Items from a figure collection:
============================================================
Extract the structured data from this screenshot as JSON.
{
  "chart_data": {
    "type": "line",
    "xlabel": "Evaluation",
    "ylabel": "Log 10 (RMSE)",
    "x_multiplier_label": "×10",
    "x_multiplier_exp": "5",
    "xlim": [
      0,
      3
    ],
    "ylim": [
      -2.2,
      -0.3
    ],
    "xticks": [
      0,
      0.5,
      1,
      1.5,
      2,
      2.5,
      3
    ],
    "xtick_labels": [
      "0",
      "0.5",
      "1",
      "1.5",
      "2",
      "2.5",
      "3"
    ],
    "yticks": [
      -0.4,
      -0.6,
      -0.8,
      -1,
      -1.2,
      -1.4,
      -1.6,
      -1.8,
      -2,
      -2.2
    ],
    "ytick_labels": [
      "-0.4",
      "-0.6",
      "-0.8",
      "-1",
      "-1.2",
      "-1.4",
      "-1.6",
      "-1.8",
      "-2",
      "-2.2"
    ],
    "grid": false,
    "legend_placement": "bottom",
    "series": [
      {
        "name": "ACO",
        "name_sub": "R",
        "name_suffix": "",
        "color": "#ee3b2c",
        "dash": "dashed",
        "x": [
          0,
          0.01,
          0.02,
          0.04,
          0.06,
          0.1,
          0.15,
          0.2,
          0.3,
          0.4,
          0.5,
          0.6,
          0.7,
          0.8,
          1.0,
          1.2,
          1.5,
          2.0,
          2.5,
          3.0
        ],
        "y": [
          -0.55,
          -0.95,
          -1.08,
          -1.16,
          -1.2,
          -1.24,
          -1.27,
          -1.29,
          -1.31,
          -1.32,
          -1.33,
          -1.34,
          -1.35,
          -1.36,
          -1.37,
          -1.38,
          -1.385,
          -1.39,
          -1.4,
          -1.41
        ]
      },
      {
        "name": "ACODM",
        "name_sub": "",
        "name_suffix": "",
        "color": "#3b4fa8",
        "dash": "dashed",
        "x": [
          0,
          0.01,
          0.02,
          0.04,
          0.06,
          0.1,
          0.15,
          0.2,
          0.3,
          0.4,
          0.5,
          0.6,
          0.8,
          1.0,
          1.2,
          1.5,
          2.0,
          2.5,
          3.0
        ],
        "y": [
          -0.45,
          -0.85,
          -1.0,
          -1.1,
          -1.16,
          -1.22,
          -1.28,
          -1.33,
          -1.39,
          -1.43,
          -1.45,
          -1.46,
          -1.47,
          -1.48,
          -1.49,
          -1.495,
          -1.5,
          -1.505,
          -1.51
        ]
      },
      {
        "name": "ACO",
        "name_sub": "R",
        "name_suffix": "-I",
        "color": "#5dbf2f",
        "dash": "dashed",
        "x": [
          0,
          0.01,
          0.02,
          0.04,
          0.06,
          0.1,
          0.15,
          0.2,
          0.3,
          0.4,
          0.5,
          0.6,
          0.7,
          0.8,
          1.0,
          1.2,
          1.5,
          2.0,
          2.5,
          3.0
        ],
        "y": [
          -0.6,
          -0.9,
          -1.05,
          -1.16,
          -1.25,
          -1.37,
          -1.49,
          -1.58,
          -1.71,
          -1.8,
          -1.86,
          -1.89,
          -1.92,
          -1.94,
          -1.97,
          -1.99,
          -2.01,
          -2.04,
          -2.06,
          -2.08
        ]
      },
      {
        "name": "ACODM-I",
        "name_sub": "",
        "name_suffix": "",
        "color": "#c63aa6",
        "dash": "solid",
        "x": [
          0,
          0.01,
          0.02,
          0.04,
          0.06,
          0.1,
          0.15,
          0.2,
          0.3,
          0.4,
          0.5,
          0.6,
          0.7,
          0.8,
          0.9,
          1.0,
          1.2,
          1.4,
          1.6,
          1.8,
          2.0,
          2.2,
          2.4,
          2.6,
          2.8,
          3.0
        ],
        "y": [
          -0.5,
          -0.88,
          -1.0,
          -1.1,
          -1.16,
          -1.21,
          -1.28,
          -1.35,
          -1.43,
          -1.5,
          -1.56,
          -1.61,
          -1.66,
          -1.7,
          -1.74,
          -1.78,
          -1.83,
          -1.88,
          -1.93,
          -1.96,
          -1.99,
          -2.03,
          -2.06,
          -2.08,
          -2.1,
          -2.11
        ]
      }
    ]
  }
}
============================================================
Take the entries and copy them out exactly.

RESULT OF THIS EXERCISE:
Extract the structured data from this screenshot as JSON.
{
  "chart_data": {
    "type": "line",
    "xlabel": "Evaluation",
    "ylabel": "Log 10 (RMSE)",
    "x_multiplier_label": "×10",
    "x_multiplier_exp": "5",
    "xlim": [
      0,
      3
    ],
    "ylim": [
      -2.2,
      -0.3
    ],
    "xticks": [
      0,
      0.5,
      1,
      1.5,
      2,
      2.5,
      3
    ],
    "xtick_labels": [
      "0",
      "0.5",
      "1",
      "1.5",
      "2",
      "2.5",
      "3"
    ],
    "yticks": [
      -0.4,
      -0.6,
      -0.8,
      -1,
      -1.2,
      -1.4,
      -1.6,
      -1.8,
      -2,
      -2.2
    ],
    "ytick_labels": [
      "-0.4",
      "-0.6",
      "-0.8",
      "-1",
      "-1.2",
      "-1.4",
      "-1.6",
      "-1.8",
      "-2",
      "-2.2"
    ],
    "grid": false,
    "legend_placement": "bottom",
    "series": [
      {
        "name": "ACO",
        "name_sub": "R",
        "name_suffix": "",
        "color": "#ee3b2c",
        "dash": "dashed",
        "x": [
          0,
          0.01,
          0.02,
          0.04,
          0.06,
          0.1,
          0.15,
          0.2,
          0.3,
          0.4,
          0.5,
          0.6,
          0.7,
          0.8,
          1.0,
          1.2,
          1.5,
          2.0,
          2.5,
          3.0
        ],
        "y": [
          -0.55,
          -0.95,
          -1.08,
          -1.16,
          -1.2,
          -1.24,
          -1.27,
          -1.29,
          -1.31,
          -1.32,
          -1.33,
          -1.34,
          -1.35,
          -1.36,
          -1.37,
          -1.38,
          -1.385,
          -1.39,
          -1.4,
          -1.41
        ]
      },
      {
        "name": "ACODM",
        "name_sub": "",
        "name_suffix": "",
        "color": "#3b4fa8",
        "dash": "dashed",
        "x": [
          0,
          0.01,
          0.02,
          0.04,
          0.06,
          0.1,
          0.15,
          0.2,
          0.3,
          0.4,
          0.5,
          0.6,
          0.8,
          1.0,
          1.2,
          1.5,
          2.0,
          2.5,
          3.0
        ],
        "y": [
          -0.45,
          -0.85,
          -1.0,
          -1.1,
          -1.16,
          -1.22,
          -1.28,
          -1.33,
          -1.39,
          -1.43,
          -1.45,
          -1.46,
          -1.47,
          -1.48,
          -1.49,
          -1.495,
          -1.5,
          -1.505,
          -1.51
        ]
      },
      {
        "name": "ACO",
        "name_sub": "R",
        "name_suffix": "-I",
        "color": "#5dbf2f",
        "dash": "dashed",
        "x": [
          0,
          0.01,
          0.02,
          0.04,
          0.06,
          0.1,
          0.15,
          0.2,
          0.3,
          0.4,
          0.5,
          0.6,
          0.7,
          0.8,
          1.0,
          1.2,
          1.5,
          2.0,
          2.5,
          3.0
        ],
        "y": [
          -0.6,
          -0.9,
          -1.05,
          -1.16,
          -1.25,
          -1.37,
          -1.49,
          -1.58,
          -1.71,
          -1.8,
          -1.86,
          -1.89,
          -1.92,
          -1.94,
          -1.97,
          -1.99,
          -2.01,
          -2.04,
          -2.06,
          -2.08
        ]
      },
      {
        "name": "ACODM-I",
        "name_sub": "",
        "name_suffix": "",
        "color": "#c63aa6",
        "dash": "solid",
        "x": [
          0,
          0.01,
          0.02,
          0.04,
          0.06,
          0.1,
          0.15,
          0.2,
          0.3,
          0.4,
          0.5,
          0.6,
          0.7,
          0.8,
          0.9,
          1.0,
          1.2,
          1.4,
          1.6,
          1.8,
          2.0,
          2.2,
          2.4,
          2.6,
          2.8,
          3.0
        ],
        "y": [
          -0.5,
          -0.88,
          -1.0,
          -1.1,
          -1.16,
          -1.21,
          -1.28,
          -1.35,
          -1.43,
          -1.5,
          -1.56,
          -1.61,
          -1.66,
          -1.7,
          -1.74,
          -1.78,
          -1.83,
          -1.88,
          -1.93,
          -1.96,
          -1.99,
          -2.03,
          -2.06,
          -2.08,
          -2.1,
          -2.11
        ]
      }
    ]
  }
}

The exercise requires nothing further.